Work to be completed:
Identify the lines holding "kararında" and copy them.
=== Extracted material ===
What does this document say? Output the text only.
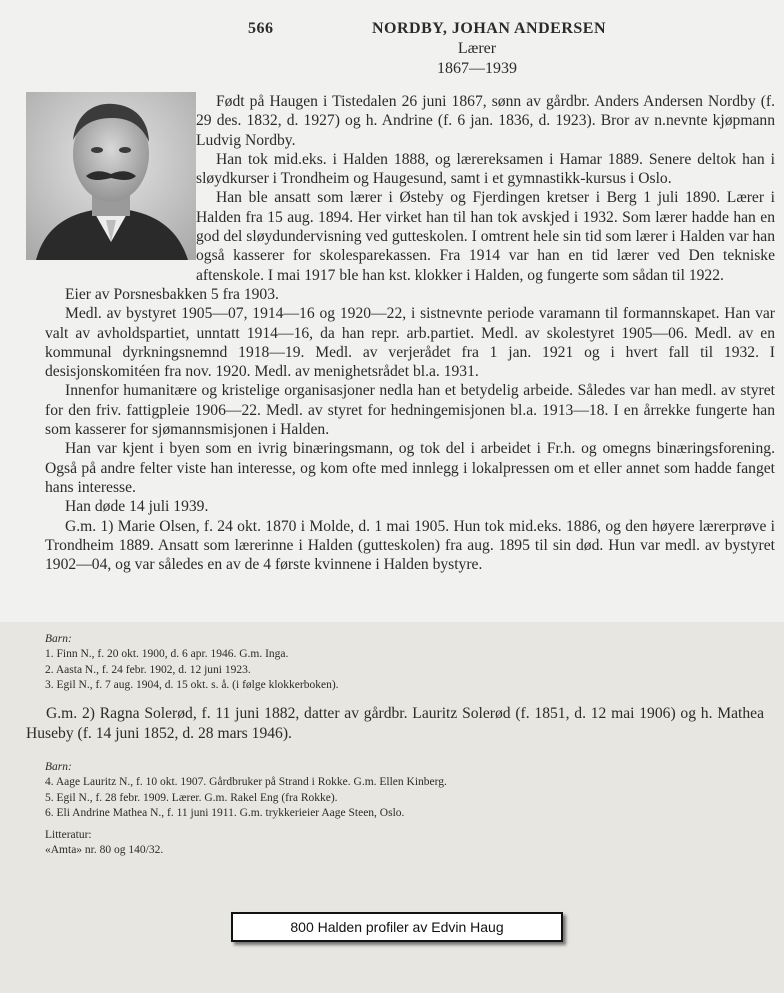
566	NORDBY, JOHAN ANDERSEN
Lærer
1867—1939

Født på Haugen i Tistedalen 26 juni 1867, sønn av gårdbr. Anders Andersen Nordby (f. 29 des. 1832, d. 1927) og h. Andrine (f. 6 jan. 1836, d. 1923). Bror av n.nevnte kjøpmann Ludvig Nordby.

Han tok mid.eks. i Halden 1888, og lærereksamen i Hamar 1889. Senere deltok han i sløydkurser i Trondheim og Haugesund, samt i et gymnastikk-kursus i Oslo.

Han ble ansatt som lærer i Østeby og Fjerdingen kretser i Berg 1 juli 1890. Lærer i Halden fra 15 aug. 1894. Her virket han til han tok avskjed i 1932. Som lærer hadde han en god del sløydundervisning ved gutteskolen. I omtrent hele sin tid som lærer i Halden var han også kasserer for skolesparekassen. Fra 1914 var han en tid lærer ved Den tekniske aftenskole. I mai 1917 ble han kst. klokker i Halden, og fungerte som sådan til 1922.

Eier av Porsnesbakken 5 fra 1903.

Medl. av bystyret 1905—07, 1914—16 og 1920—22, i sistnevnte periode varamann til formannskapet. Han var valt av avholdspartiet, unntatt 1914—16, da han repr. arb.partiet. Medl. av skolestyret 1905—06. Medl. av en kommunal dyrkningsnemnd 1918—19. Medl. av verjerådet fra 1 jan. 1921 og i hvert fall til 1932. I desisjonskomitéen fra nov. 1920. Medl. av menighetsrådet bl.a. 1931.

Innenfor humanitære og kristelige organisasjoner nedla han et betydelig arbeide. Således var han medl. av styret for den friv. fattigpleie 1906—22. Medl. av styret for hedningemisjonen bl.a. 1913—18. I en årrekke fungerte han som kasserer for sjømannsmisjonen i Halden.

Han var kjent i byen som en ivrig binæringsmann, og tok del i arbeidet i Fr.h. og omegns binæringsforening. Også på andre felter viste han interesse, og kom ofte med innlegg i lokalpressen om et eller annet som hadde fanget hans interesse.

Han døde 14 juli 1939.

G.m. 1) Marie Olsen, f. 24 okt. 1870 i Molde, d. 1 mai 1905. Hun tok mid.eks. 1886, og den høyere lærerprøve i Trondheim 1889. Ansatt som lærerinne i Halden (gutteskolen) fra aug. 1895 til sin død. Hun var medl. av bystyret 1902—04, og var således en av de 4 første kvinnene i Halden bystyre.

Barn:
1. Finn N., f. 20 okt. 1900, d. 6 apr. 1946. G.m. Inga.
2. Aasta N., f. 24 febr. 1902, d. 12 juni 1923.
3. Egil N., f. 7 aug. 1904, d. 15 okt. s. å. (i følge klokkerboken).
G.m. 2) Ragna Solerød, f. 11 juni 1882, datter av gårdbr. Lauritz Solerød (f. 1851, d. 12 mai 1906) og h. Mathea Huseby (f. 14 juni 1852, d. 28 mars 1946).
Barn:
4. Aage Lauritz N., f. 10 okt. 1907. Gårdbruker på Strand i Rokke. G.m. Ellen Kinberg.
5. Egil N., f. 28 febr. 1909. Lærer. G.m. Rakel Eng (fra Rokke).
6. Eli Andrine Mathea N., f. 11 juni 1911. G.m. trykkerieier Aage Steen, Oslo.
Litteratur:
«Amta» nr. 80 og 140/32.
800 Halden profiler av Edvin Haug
===
=== Extracted material ===
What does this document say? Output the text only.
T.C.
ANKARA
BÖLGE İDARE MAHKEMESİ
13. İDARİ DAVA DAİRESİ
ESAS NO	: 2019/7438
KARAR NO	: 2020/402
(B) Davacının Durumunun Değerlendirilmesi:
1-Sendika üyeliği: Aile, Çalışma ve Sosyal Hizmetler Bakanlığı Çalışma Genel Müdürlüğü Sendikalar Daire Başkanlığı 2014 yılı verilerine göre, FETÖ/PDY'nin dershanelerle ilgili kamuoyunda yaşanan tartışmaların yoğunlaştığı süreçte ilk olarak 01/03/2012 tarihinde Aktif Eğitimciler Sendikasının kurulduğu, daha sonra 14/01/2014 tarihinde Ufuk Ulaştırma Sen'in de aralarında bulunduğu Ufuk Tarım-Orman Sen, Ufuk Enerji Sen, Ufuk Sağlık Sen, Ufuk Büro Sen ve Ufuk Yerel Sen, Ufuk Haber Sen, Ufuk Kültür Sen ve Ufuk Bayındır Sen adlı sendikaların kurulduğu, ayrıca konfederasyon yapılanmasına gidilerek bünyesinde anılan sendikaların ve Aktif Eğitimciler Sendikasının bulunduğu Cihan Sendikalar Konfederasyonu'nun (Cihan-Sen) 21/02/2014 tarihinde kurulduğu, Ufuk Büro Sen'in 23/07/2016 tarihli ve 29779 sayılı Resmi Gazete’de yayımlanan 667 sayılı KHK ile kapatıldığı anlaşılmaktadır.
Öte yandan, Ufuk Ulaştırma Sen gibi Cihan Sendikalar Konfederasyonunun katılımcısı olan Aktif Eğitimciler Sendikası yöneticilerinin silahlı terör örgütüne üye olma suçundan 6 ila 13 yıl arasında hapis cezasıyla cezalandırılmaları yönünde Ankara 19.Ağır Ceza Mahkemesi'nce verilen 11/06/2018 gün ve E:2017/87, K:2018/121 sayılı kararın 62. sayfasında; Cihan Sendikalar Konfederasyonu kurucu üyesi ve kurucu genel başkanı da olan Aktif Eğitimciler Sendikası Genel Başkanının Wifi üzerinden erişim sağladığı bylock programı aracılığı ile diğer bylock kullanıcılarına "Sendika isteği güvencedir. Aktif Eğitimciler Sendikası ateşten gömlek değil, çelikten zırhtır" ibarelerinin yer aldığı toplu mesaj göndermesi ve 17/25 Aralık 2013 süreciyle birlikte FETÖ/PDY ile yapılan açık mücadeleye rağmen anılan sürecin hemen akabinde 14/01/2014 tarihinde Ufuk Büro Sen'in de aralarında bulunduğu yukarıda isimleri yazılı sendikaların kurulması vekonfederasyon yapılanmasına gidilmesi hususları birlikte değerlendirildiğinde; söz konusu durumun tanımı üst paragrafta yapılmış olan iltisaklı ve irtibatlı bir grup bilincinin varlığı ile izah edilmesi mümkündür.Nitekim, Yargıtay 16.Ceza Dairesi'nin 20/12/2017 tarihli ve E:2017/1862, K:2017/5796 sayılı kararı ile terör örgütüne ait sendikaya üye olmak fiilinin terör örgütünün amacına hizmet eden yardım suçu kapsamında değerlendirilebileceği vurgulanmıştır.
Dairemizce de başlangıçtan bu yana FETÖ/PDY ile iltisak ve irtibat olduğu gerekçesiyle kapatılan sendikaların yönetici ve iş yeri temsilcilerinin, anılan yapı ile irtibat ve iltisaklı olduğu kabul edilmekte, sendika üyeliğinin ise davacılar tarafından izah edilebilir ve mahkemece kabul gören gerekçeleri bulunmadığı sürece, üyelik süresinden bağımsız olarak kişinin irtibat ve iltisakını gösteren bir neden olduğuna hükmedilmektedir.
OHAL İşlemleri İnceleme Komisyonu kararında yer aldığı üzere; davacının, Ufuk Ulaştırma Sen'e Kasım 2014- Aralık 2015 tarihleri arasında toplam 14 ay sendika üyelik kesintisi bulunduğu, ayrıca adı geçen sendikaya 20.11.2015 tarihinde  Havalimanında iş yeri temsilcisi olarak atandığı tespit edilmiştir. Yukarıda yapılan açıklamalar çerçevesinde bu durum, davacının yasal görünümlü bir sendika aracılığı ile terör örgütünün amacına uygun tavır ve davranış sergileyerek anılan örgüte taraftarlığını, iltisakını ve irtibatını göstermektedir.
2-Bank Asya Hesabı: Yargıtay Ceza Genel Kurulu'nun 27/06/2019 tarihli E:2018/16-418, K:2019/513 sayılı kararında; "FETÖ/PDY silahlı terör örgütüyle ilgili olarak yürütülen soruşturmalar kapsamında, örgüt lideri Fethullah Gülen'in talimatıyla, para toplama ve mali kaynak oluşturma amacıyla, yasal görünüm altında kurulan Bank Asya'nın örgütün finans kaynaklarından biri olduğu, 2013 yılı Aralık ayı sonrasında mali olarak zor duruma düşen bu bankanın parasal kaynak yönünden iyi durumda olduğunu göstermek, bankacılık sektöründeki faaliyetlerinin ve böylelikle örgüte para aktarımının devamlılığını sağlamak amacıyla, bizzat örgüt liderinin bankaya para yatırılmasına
===
=== Extracted material ===
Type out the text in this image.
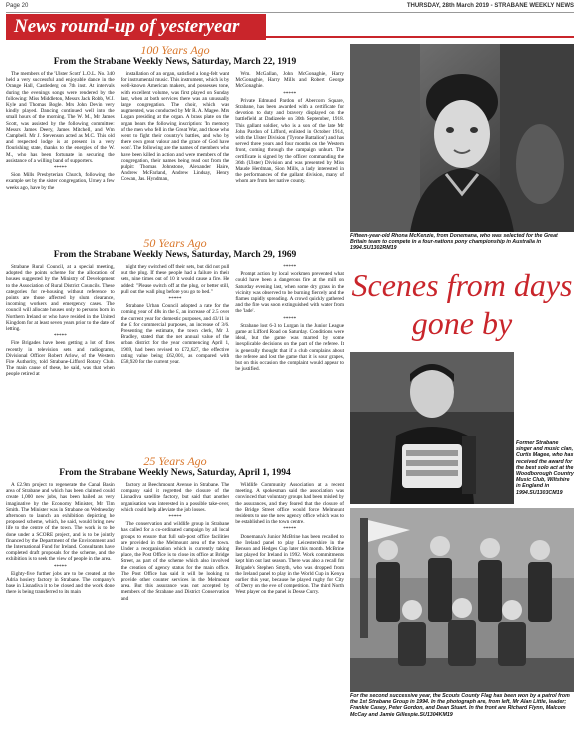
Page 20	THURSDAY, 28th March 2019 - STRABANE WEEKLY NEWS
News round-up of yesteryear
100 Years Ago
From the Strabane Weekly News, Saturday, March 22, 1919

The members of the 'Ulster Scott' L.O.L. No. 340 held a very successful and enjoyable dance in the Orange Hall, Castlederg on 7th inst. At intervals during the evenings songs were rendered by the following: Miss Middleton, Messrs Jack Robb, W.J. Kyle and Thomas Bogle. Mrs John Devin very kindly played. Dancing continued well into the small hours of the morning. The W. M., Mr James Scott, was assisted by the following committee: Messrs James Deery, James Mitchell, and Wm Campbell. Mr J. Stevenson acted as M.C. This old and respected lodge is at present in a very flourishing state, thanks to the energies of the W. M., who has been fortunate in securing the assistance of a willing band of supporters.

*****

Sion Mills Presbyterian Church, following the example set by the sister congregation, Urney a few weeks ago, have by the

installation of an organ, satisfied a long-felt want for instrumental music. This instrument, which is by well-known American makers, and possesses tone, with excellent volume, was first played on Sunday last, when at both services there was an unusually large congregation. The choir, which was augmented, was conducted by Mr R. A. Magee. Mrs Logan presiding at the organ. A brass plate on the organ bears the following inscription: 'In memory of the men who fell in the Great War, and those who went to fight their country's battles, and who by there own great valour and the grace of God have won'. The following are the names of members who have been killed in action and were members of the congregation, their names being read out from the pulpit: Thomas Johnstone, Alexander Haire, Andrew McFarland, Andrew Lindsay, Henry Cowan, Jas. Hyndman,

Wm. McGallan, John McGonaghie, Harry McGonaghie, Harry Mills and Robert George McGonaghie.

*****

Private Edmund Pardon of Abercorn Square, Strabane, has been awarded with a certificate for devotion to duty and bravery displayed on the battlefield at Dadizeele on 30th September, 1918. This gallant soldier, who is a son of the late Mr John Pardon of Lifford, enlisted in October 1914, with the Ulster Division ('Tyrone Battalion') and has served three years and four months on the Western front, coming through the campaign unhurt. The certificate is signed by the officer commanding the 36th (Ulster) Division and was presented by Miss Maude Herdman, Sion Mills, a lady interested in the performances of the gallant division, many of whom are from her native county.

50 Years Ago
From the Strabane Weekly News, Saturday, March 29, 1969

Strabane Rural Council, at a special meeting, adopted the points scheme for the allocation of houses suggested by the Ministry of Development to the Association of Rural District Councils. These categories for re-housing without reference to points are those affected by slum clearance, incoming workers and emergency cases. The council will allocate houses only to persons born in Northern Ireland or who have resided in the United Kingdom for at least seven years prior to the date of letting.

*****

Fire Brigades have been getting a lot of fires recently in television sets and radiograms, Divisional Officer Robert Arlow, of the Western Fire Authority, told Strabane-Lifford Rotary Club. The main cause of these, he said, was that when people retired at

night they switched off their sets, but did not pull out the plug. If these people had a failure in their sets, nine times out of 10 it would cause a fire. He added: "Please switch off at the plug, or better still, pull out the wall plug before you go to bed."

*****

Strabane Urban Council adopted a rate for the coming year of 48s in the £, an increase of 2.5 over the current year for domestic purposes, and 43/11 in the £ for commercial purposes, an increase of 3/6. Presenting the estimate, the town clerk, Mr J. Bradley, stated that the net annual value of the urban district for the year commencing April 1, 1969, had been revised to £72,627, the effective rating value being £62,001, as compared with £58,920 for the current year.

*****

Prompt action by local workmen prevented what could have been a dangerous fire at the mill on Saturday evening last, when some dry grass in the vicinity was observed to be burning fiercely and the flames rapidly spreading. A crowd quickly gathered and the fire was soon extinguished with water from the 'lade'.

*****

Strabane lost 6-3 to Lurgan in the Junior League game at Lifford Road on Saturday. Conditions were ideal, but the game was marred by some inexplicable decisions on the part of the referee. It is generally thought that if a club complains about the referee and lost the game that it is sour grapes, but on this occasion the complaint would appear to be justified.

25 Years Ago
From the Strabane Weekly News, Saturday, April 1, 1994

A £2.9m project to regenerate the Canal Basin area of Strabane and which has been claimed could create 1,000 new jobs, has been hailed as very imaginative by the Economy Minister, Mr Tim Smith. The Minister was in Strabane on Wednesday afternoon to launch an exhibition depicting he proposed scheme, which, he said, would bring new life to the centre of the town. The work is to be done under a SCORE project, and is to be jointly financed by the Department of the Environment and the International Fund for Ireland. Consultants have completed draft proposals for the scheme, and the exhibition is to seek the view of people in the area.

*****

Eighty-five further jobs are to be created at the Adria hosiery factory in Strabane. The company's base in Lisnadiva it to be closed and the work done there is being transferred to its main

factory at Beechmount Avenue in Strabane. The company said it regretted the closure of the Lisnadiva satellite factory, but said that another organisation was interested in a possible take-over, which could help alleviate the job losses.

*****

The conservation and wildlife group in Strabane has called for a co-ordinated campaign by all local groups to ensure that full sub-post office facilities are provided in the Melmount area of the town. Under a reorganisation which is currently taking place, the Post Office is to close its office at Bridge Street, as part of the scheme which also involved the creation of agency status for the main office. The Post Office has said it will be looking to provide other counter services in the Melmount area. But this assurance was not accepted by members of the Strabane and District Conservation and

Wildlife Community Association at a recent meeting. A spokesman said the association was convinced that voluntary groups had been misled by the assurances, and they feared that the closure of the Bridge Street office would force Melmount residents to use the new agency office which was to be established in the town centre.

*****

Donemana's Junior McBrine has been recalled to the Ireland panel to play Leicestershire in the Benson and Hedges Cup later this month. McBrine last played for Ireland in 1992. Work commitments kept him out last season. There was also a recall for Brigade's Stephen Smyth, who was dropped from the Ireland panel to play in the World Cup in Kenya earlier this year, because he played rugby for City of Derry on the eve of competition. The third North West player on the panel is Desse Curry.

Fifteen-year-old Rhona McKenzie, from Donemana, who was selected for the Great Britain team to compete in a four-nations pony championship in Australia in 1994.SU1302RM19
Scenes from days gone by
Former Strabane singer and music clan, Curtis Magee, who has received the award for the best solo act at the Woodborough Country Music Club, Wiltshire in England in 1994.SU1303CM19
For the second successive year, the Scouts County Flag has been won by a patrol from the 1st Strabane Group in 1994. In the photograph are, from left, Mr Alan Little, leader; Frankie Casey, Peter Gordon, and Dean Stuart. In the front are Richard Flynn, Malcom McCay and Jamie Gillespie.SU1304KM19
===
The solution:
OHAL İşlemleri İnceleme Komisyonu kararında yer aldığı üzere; davacının, Ufuk Ulaştırma Sen'e Kasım 2014- Aralık 2015 tarihleri arasında toplam 14 ay sendika üyelik kesintisi bulunduğu, ayrıca adı geçen sendikaya 20.11.2015 tarihinde  Havalimanında iş yeri temsilcisi olarak atandığı tespit edilmiştir. Yukarıda yapılan açıklamalar çerçevesinde bu durum, davacının yasal görünümlü bir sendika aracılığı ile terör örgütünün amacına uygun tavır ve davranış sergileyerek anılan örgüte taraftarlığını, iltisakını ve irtibatını göstermektedir.
2-Bank Asya Hesabı: Yargıtay Ceza Genel Kurulu'nun 27/06/2019 tarihli E:2018/16-418, K:2019/513 sayılı kararında; "FETÖ/PDY silahlı terör örgütüyle ilgili olarak yürütülen soruşturmalar kapsamında, örgüt lideri Fethullah Gülen'in talimatıyla, para toplama ve mali kaynak oluşturma amacıyla, yasal görünüm altında kurulan Bank Asya'nın örgütün finans kaynaklarından biri olduğu, 2013 yılı Aralık ayı sonrasında mali olarak zor duruma düşen bu bankanın parasal kaynak yönünden iyi durumda olduğunu göstermek, bankacılık sektöründeki faaliyetlerinin ve böylelikle örgüte para aktarımının devamlılığını sağlamak amacıyla, bizzat örgüt liderinin bankaya para yatırılmasına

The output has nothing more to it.